### [Record extracts]
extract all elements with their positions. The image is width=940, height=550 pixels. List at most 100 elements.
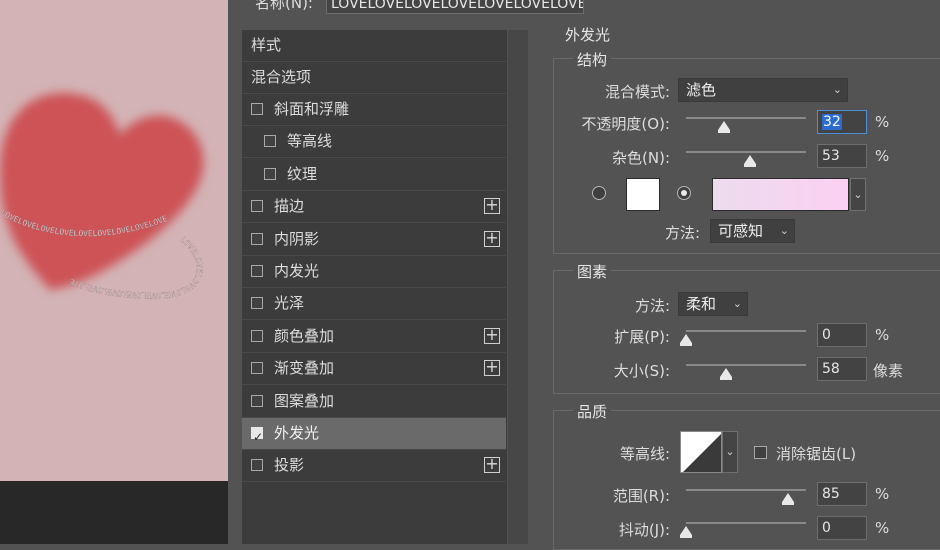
range-slider-track[interactable]: [686, 489, 806, 491]
name-label: 名称(N):: [255, 0, 313, 12]
outer-glow-title: 外发光: [565, 26, 611, 44]
gradient-dropdown[interactable]: ⌄: [850, 178, 866, 211]
gradient-swatch[interactable]: [712, 178, 849, 211]
jitter-slider-track[interactable]: [686, 522, 806, 524]
range-label: 范围(R):: [612, 487, 670, 505]
style-item-1[interactable]: 斜面和浮雕: [242, 94, 506, 126]
checkmark-icon: ✓: [253, 430, 264, 444]
jitter-unit: %: [875, 519, 890, 537]
solid-color-swatch[interactable]: [626, 178, 660, 211]
heart-shape: [0, 92, 204, 290]
jitter-label: 抖动(J):: [618, 521, 670, 539]
style-item-label: 纹理: [287, 164, 318, 183]
style-item-label: 外发光: [274, 424, 320, 442]
add-effect-plus-icon[interactable]: +: [484, 229, 500, 247]
style-checkbox[interactable]: ✓: [251, 427, 263, 444]
noise-label: 杂色(N):: [612, 149, 670, 167]
size-unit: 像素: [873, 362, 904, 380]
chevron-down-icon: ⌄: [732, 297, 742, 310]
style-item-label: 内发光: [274, 262, 320, 280]
spread-slider-thumb[interactable]: [680, 334, 692, 346]
style-checkbox[interactable]: [251, 329, 263, 342]
solid-color-radio[interactable]: [592, 186, 606, 200]
blend-mode-label: 混合模式:: [604, 83, 670, 101]
add-effect-plus-icon[interactable]: +: [484, 456, 500, 474]
opacity-label: 不透明度(O):: [581, 115, 670, 133]
contour-preview[interactable]: [680, 431, 722, 473]
elements-method-label: 方法:: [634, 297, 670, 315]
add-effect-plus-icon[interactable]: +: [484, 326, 500, 344]
style-checkbox[interactable]: [251, 103, 263, 115]
style-checkbox[interactable]: [251, 265, 263, 277]
noise-slider-thumb[interactable]: [743, 155, 756, 167]
heart-artwork: LOVELOVELOVELOVELOVELOVELOVELOVELOVE LOV…: [0, 92, 204, 300]
style-item-label: 投影: [274, 456, 305, 475]
style-checkbox[interactable]: [264, 135, 276, 148]
size-slider-thumb[interactable]: [720, 368, 733, 380]
style-checkbox[interactable]: [251, 297, 263, 310]
contour-dropdown[interactable]: ⌄: [722, 431, 738, 473]
chevron-down-icon: ⌄: [832, 83, 842, 96]
name-input[interactable]: LOVELOVELOVELOVELOVELOVELOVEL: [326, 0, 584, 14]
structure-method-select[interactable]: 可感知 ⌄: [710, 219, 795, 243]
spread-slider-track[interactable]: [686, 330, 806, 332]
opacity-unit: %: [875, 113, 890, 131]
style-item-6[interactable]: 内发光: [242, 256, 506, 288]
style-item-4[interactable]: 描边 +: [242, 191, 506, 224]
blending-options[interactable]: 混合选项: [242, 62, 506, 94]
style-checkbox[interactable]: [251, 362, 263, 375]
structure-method-label: 方法:: [664, 224, 700, 242]
style-item-11[interactable]: ✓ 外发光: [242, 418, 506, 450]
antialias-checkbox[interactable]: [754, 446, 767, 459]
style-checkbox[interactable]: [251, 232, 263, 245]
document-canvas[interactable]: LOVELOVELOVELOVELOVELOVELOVELOVELOVE LOV…: [0, 0, 228, 481]
style-item-2[interactable]: 等高线: [242, 126, 506, 159]
chevron-down-icon: ⌄: [853, 188, 863, 201]
style-item-label: 渐变叠加: [274, 359, 335, 378]
chevron-down-icon: ⌄: [779, 224, 789, 237]
noise-slider-track[interactable]: [686, 151, 806, 153]
blend-mode-select[interactable]: 滤色 ⌄: [678, 78, 848, 102]
range-input[interactable]: 85: [817, 482, 867, 506]
style-item-label: 图案叠加: [274, 391, 335, 410]
add-effect-plus-icon[interactable]: +: [484, 359, 500, 377]
noise-input[interactable]: 53: [817, 144, 867, 168]
layer-style-dialog: 名称(N): LOVELOVELOVELOVELOVELOVELOVEL 样式 …: [228, 0, 940, 550]
size-slider-track[interactable]: [686, 364, 806, 366]
style-item-3[interactable]: 纹理: [242, 159, 506, 191]
spread-label: 扩展(P):: [614, 328, 670, 346]
style-checkbox[interactable]: [251, 394, 263, 407]
style-item-5[interactable]: 内阴影 +: [242, 224, 506, 256]
style-item-label: 颜色叠加: [274, 326, 335, 345]
chevron-down-icon: ⌄: [725, 445, 735, 458]
antialias-label: 消除锯齿(L): [776, 445, 857, 463]
elements-method-select[interactable]: 柔和 ⌄: [678, 292, 748, 316]
jitter-slider-thumb[interactable]: [680, 526, 692, 538]
spread-input[interactable]: 0: [817, 323, 867, 347]
gradient-radio[interactable]: [677, 186, 691, 200]
jitter-input[interactable]: 0: [817, 516, 867, 540]
style-item-8[interactable]: 颜色叠加 +: [242, 321, 506, 353]
style-item-9[interactable]: 渐变叠加 +: [242, 353, 506, 386]
styles-header[interactable]: 样式: [242, 30, 506, 62]
size-label: 大小(S):: [613, 362, 670, 380]
style-item-7[interactable]: 光泽: [242, 288, 506, 321]
style-checkbox[interactable]: [264, 167, 276, 180]
style-list-scrollbar[interactable]: [508, 30, 528, 544]
style-item-12[interactable]: 投影 +: [242, 450, 506, 483]
spread-unit: %: [875, 326, 890, 344]
canvas-area[interactable]: LOVELOVELOVELOVELOVELOVELOVELOVELOVE LOV…: [0, 0, 228, 544]
elements-title: 图素: [573, 261, 612, 282]
range-slider-thumb[interactable]: [782, 493, 794, 505]
opacity-slider-thumb[interactable]: [718, 121, 731, 133]
style-item-10[interactable]: 图案叠加: [242, 386, 506, 418]
size-input[interactable]: 58: [817, 357, 867, 381]
quality-title: 品质: [573, 401, 612, 422]
opacity-slider-track[interactable]: [686, 117, 806, 119]
opacity-input[interactable]: 32: [817, 110, 867, 134]
add-effect-plus-icon[interactable]: +: [484, 197, 500, 215]
style-checkbox[interactable]: [251, 200, 263, 213]
contour-curve-icon: [681, 432, 721, 472]
style-checkbox[interactable]: [251, 459, 263, 472]
noise-unit: %: [875, 147, 890, 165]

### [What needs to be done]
Revise the items above by replacing "add-effect-plus-icon" with "add-effect-button" wherever it occurs, leaving every other line unchanged. Leave the pictures out of your answer.

### [Solution to this problem]
extract all elements with their positions. The image is width=940, height=550 pixels. List at most 100 elements.
range-slider-track[interactable]: [686, 489, 806, 491]
name-label: 名称(N):: [255, 0, 313, 12]
outer-glow-title: 外发光: [565, 26, 611, 44]
gradient-dropdown[interactable]: ⌄: [850, 178, 866, 211]
gradient-swatch[interactable]: [712, 178, 849, 211]
jitter-slider-track[interactable]: [686, 522, 806, 524]
range-label: 范围(R):: [612, 487, 670, 505]
style-item-1[interactable]: 斜面和浮雕: [242, 94, 506, 126]
checkmark-icon: ✓: [253, 430, 264, 444]
jitter-unit: %: [875, 519, 890, 537]
solid-color-swatch[interactable]: [626, 178, 660, 211]
heart-shape: [0, 92, 204, 290]
jitter-label: 抖动(J):: [618, 521, 670, 539]
style-item-label: 纹理: [287, 164, 318, 183]
style-item-label: 外发光: [274, 424, 320, 442]
add-effect-button[interactable]: +: [484, 229, 500, 247]
style-checkbox[interactable]: ✓: [251, 427, 263, 444]
noise-label: 杂色(N):: [612, 149, 670, 167]
size-unit: 像素: [873, 362, 904, 380]
chevron-down-icon: ⌄: [732, 297, 742, 310]
style-item-label: 内发光: [274, 262, 320, 280]
spread-slider-thumb[interactable]: [680, 334, 692, 346]
style-checkbox[interactable]: [251, 329, 263, 342]
solid-color-radio[interactable]: [592, 186, 606, 200]
blend-mode-label: 混合模式:: [604, 83, 670, 101]
add-effect-button[interactable]: +: [484, 456, 500, 474]
opacity-label: 不透明度(O):: [581, 115, 670, 133]
contour-preview[interactable]: [680, 431, 722, 473]
elements-method-label: 方法:: [634, 297, 670, 315]
add-effect-button[interactable]: +: [484, 326, 500, 344]
style-checkbox[interactable]: [251, 103, 263, 115]
style-checkbox[interactable]: [251, 265, 263, 277]
noise-slider-thumb[interactable]: [743, 155, 756, 167]
heart-artwork: LOVELOVELOVELOVELOVELOVELOVELOVELOVE LOV…: [0, 92, 204, 300]
style-item-label: 投影: [274, 456, 305, 475]
style-checkbox[interactable]: [264, 135, 276, 148]
size-slider-thumb[interactable]: [720, 368, 733, 380]
style-checkbox[interactable]: [251, 297, 263, 310]
contour-dropdown[interactable]: ⌄: [722, 431, 738, 473]
chevron-down-icon: ⌄: [832, 83, 842, 96]
name-input[interactable]: LOVELOVELOVELOVELOVELOVELOVEL: [326, 0, 584, 14]
structure-method-select[interactable]: 可感知 ⌄: [710, 219, 795, 243]
spread-slider-track[interactable]: [686, 330, 806, 332]
opacity-unit: %: [875, 113, 890, 131]
style-item-6[interactable]: 内发光: [242, 256, 506, 288]
style-item-4[interactable]: 描边 +: [242, 191, 506, 224]
blending-options[interactable]: 混合选项: [242, 62, 506, 94]
style-checkbox[interactable]: [251, 362, 263, 375]
structure-method-label: 方法:: [664, 224, 700, 242]
style-item-11[interactable]: ✓ 外发光: [242, 418, 506, 450]
antialias-checkbox[interactable]: [754, 446, 767, 459]
style-checkbox[interactable]: [251, 232, 263, 245]
document-canvas[interactable]: LOVELOVELOVELOVELOVELOVELOVELOVELOVE LOV…: [0, 0, 228, 481]
style-item-2[interactable]: 等高线: [242, 126, 506, 159]
chevron-down-icon: ⌄: [853, 188, 863, 201]
style-item-label: 渐变叠加: [274, 359, 335, 378]
chevron-down-icon: ⌄: [779, 224, 789, 237]
noise-slider-track[interactable]: [686, 151, 806, 153]
blend-mode-select[interactable]: 滤色 ⌄: [678, 78, 848, 102]
range-input[interactable]: 85: [817, 482, 867, 506]
style-item-label: 图案叠加: [274, 391, 335, 410]
add-effect-button[interactable]: +: [484, 359, 500, 377]
noise-input[interactable]: 53: [817, 144, 867, 168]
layer-style-dialog: 名称(N): LOVELOVELOVELOVELOVELOVELOVEL 样式 …: [228, 0, 940, 550]
size-slider-track[interactable]: [686, 364, 806, 366]
style-item-3[interactable]: 纹理: [242, 159, 506, 191]
spread-label: 扩展(P):: [614, 328, 670, 346]
style-checkbox[interactable]: [251, 394, 263, 407]
style-item-5[interactable]: 内阴影 +: [242, 224, 506, 256]
style-item-label: 颜色叠加: [274, 326, 335, 345]
chevron-down-icon: ⌄: [725, 445, 735, 458]
antialias-label: 消除锯齿(L): [776, 445, 857, 463]
elements-method-select[interactable]: 柔和 ⌄: [678, 292, 748, 316]
jitter-slider-thumb[interactable]: [680, 526, 692, 538]
spread-input[interactable]: 0: [817, 323, 867, 347]
gradient-radio[interactable]: [677, 186, 691, 200]
jitter-input[interactable]: 0: [817, 516, 867, 540]
style-item-8[interactable]: 颜色叠加 +: [242, 321, 506, 353]
style-item-9[interactable]: 渐变叠加 +: [242, 353, 506, 386]
styles-header[interactable]: 样式: [242, 30, 506, 62]
size-label: 大小(S):: [613, 362, 670, 380]
style-item-7[interactable]: 光泽: [242, 288, 506, 321]
style-checkbox[interactable]: [264, 167, 276, 180]
style-list-scrollbar[interactable]: [508, 30, 528, 544]
style-item-12[interactable]: 投影 +: [242, 450, 506, 483]
spread-unit: %: [875, 326, 890, 344]
canvas-area[interactable]: LOVELOVELOVELOVELOVELOVELOVELOVELOVE LOV…: [0, 0, 228, 544]
elements-title: 图素: [573, 261, 612, 282]
range-slider-thumb[interactable]: [782, 493, 794, 505]
opacity-slider-thumb[interactable]: [718, 121, 731, 133]
style-item-10[interactable]: 图案叠加: [242, 386, 506, 418]
size-input[interactable]: 58: [817, 357, 867, 381]
quality-title: 品质: [573, 401, 612, 422]
opacity-slider-track[interactable]: [686, 117, 806, 119]
opacity-input[interactable]: 32: [817, 110, 867, 134]
add-effect-button[interactable]: +: [484, 197, 500, 215]
style-checkbox[interactable]: [251, 200, 263, 213]
contour-curve-icon: [681, 432, 721, 472]
style-checkbox[interactable]: [251, 459, 263, 472]
noise-unit: %: [875, 147, 890, 165]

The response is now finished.